>> START Provided material

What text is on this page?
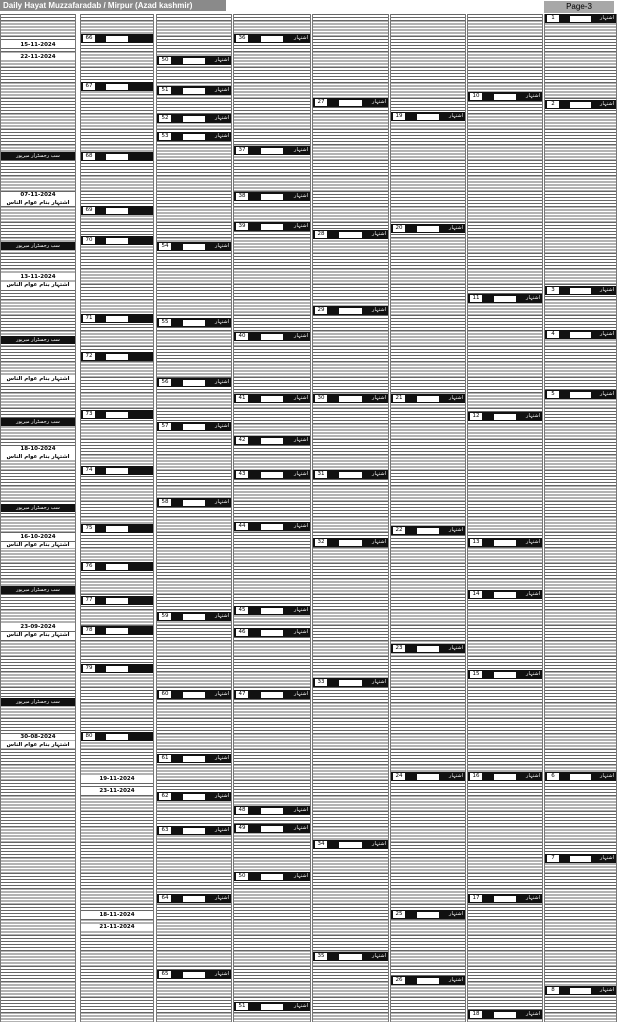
Daily Hayat Muzzafaradab / Mirpur (Azad kashmir)	Page-3
15-11-2024
22-11-2024
سب رجسٹرار میرپور
07-11-2024
اشتہار بنام عوام الناس
سب رجسٹرار میرپور
13-11-2024
اشتہار بنام عوام الناس
سب رجسٹرار میرپور
اشتہار بنام عوام الناس
سب رجسٹرار میرپور
18-10-2024
اشتہار بنام عوام الناس
سب رجسٹرار میرپور
16-10-2024
اشتہار بنام عوام الناس
سب رجسٹرار میرپور
23-09-2024
اشتہار بنام عوام الناس
سب رجسٹرار میرپور
30-08-2024
اشتہار بنام عوام الناس
66
67
68
69
70
71
72
73
74
75
76
77
78
79
80
19-11-2024
23-11-2024
18-11-2024
21-11-2024
50	اشتہار
51	اشتہار
52	اشتہار
53	اشتہار
54	اشتہار
55	اشتہار
56	اشتہار
57	اشتہار
58	اشتہار
59	اشتہار
60	اشتہار
61	اشتہار
62	اشتہار
63	اشتہار
64	اشتہار
65	اشتہار
36	اشتہار
37	اشتہار
38	اشتہار
39	اشتہار
40	اشتہار
41	اشتہار
42	اشتہار
43	اشتہار
44	اشتہار
45	اشتہار
46	اشتہار
47	اشتہار
48	اشتہار
49	اشتہار
50	اشتہار
51	اشتہار
27	اشتہار
28	اشتہار
29	اشتہار
30	اشتہار
31	اشتہار
32	اشتہار
33	اشتہار
34	اشتہار
35	اشتہار
19	اشتہار
20	اشتہار
21	اشتہار
22	اشتہار
23	اشتہار
24	اشتہار
25	اشتہار
26	اشتہار
10	اشتہار
11	اشتہار
12	اشتہار
13	اشتہار
14	اشتہار
15	اشتہار
16	اشتہار
17	اشتہار
18	اشتہار
1	اشتہار
2	اشتہار
3	اشتہار
4	اشتہار
5	اشتہار
6	اشتہار
7	اشتہار
8	اشتہار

>> END Provided material

» **Directive**: Each line of the material must be retyped exactly, except that images are omitted.

» **Full output**:
What text is on this page?
Daily Hayat Muzzafaradab / Mirpur (Azad kashmir)	Page-3
15-11-2024
22-11-2024
سب رجسٹرار میرپور
07-11-2024
اشتہار بنام عوام الناس
سب رجسٹرار میرپور
13-11-2024
اشتہار بنام عوام الناس
سب رجسٹرار میرپور
اشتہار بنام عوام الناس
سب رجسٹرار میرپور
18-10-2024
اشتہار بنام عوام الناس
سب رجسٹرار میرپور
16-10-2024
اشتہار بنام عوام الناس
سب رجسٹرار میرپور
23-09-2024
اشتہار بنام عوام الناس
سب رجسٹرار میرپور
30-08-2024
اشتہار بنام عوام الناس
66
67
68
69
70
71
72
73
74
75
76
77
78
79
80
19-11-2024
23-11-2024
18-11-2024
21-11-2024
50	اشتہار
51	اشتہار
52	اشتہار
53	اشتہار
54	اشتہار
55	اشتہار
56	اشتہار
57	اشتہار
58	اشتہار
59	اشتہار
60	اشتہار
61	اشتہار
62	اشتہار
63	اشتہار
64	اشتہار
65	اشتہار
36	اشتہار
37	اشتہار
38	اشتہار
39	اشتہار
40	اشتہار
41	اشتہار
42	اشتہار
43	اشتہار
44	اشتہار
45	اشتہار
46	اشتہار
47	اشتہار
48	اشتہار
49	اشتہار
50	اشتہار
51	اشتہار
27	اشتہار
28	اشتہار
29	اشتہار
30	اشتہار
31	اشتہار
32	اشتہار
33	اشتہار
34	اشتہار
35	اشتہار
19	اشتہار
20	اشتہار
21	اشتہار
22	اشتہار
23	اشتہار
24	اشتہار
25	اشتہار
26	اشتہار
10	اشتہار
11	اشتہار
12	اشتہار
13	اشتہار
14	اشتہار
15	اشتہار
16	اشتہار
17	اشتہار
18	اشتہار
1	اشتہار
2	اشتہار
3	اشتہار
4	اشتہار
5	اشتہار
6	اشتہار
7	اشتہار
8	اشتہار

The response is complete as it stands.